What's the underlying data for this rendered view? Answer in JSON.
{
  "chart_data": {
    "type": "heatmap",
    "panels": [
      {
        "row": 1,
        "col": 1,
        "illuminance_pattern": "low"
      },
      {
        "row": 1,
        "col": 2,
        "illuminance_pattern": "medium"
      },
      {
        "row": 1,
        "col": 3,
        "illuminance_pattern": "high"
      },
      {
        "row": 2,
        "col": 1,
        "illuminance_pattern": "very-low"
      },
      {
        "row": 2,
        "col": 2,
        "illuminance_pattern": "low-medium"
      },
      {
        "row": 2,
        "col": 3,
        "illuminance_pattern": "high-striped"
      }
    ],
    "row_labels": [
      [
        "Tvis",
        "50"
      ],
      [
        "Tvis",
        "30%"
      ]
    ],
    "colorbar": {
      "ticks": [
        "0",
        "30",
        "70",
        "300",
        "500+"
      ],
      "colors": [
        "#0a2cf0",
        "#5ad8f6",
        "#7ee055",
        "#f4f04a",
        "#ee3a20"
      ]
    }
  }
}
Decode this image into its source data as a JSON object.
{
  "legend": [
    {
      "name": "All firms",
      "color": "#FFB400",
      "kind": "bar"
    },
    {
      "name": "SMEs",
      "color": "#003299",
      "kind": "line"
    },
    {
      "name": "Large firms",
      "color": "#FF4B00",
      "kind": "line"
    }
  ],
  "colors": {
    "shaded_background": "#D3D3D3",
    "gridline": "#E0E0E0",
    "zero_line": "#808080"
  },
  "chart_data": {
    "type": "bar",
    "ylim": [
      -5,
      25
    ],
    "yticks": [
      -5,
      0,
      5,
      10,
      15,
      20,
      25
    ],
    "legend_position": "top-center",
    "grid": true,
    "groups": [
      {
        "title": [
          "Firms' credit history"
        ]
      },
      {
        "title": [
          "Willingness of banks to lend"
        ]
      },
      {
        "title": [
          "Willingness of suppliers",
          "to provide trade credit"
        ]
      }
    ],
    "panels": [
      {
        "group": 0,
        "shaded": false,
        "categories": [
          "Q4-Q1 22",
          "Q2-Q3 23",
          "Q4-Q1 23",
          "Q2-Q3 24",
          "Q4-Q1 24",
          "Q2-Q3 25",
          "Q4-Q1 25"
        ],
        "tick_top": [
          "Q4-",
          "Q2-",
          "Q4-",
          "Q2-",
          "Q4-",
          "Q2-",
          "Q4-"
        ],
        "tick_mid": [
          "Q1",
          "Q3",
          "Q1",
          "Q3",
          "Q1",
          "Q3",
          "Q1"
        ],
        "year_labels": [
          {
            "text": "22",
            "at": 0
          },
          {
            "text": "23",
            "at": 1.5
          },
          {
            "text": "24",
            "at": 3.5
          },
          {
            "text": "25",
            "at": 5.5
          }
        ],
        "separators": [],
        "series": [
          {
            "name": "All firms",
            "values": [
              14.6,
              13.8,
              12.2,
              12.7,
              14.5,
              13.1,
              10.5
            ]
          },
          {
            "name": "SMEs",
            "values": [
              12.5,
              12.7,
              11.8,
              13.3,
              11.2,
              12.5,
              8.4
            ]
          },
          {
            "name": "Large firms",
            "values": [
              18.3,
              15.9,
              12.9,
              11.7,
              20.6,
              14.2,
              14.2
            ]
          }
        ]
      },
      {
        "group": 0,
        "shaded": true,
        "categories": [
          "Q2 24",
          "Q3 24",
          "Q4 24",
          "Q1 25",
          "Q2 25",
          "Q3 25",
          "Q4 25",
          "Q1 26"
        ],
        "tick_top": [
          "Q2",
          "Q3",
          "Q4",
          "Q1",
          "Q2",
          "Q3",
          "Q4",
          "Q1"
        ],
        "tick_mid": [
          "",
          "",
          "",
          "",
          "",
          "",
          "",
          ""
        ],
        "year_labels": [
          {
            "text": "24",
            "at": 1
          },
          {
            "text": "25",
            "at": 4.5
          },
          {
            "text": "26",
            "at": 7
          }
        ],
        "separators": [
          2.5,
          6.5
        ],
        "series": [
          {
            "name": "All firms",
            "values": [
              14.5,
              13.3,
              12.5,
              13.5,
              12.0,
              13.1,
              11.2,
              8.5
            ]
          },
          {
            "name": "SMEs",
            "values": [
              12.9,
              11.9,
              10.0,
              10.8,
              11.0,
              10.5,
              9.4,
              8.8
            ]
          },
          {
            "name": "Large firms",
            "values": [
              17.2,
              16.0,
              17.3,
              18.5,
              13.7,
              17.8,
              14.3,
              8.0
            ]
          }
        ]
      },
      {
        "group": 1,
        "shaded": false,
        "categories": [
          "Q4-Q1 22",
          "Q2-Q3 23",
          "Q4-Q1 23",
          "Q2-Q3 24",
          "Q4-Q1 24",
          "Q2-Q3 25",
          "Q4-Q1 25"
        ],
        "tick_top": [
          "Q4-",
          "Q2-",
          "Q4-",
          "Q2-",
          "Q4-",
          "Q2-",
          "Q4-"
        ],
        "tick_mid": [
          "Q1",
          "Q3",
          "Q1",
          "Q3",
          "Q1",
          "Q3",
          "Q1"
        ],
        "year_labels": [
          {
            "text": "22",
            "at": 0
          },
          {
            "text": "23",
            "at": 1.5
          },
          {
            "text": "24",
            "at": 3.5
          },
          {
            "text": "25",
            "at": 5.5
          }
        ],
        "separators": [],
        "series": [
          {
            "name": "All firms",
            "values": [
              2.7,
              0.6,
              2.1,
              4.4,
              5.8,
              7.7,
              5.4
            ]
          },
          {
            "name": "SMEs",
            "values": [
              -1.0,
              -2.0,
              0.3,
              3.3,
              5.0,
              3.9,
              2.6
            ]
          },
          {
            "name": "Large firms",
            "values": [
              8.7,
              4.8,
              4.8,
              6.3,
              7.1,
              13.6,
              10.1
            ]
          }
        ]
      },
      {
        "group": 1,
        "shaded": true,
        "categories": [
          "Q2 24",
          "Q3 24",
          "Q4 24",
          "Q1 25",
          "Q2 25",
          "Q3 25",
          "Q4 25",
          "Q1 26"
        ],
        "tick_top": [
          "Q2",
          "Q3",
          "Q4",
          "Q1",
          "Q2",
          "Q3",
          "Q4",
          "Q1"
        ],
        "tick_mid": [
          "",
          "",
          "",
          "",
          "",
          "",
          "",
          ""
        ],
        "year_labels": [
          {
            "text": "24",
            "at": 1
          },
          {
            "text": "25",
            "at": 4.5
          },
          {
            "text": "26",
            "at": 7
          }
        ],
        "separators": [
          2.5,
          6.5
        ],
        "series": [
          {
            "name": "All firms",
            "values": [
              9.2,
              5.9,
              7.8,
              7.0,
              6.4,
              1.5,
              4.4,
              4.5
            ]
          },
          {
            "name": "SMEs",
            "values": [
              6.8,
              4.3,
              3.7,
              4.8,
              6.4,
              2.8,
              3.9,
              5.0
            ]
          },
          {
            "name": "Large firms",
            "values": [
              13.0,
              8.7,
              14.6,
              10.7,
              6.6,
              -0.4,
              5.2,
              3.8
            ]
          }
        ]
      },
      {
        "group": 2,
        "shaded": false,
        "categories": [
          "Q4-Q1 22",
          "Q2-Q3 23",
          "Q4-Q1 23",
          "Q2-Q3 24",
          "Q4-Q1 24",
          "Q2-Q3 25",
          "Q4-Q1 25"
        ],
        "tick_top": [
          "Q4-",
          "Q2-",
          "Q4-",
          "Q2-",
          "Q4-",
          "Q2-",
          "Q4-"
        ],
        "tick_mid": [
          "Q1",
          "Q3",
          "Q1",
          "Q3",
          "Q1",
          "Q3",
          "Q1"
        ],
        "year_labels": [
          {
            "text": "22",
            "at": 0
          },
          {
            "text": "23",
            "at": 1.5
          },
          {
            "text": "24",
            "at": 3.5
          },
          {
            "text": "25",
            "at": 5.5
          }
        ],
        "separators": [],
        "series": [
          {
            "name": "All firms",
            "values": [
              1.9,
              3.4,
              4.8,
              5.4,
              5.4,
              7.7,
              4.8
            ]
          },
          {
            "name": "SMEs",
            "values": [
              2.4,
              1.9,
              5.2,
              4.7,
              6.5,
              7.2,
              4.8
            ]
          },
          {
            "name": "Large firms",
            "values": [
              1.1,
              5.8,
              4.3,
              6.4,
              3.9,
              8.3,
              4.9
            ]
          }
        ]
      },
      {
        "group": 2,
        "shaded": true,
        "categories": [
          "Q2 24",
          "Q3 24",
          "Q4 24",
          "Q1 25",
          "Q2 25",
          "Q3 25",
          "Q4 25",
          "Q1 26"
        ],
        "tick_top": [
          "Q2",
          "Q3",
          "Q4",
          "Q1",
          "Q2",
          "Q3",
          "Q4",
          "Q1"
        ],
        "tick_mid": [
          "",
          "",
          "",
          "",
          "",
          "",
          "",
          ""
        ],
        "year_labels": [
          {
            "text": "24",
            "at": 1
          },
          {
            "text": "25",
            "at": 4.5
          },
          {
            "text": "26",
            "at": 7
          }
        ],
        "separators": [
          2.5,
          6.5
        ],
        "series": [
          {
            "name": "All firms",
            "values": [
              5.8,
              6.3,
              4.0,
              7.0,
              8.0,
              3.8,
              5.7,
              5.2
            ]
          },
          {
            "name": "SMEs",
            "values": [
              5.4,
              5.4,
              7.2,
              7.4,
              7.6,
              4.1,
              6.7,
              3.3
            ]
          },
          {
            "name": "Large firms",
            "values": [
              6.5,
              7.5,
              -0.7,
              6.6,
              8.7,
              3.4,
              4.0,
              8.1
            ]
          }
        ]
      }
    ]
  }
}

=====

Wherever the word "this" occurs in a line of the listing, copy that line.

OUTPUT:
What's the underlying data for this rendered view? Answer in JSON.
Decode this image into its source data as a JSON object.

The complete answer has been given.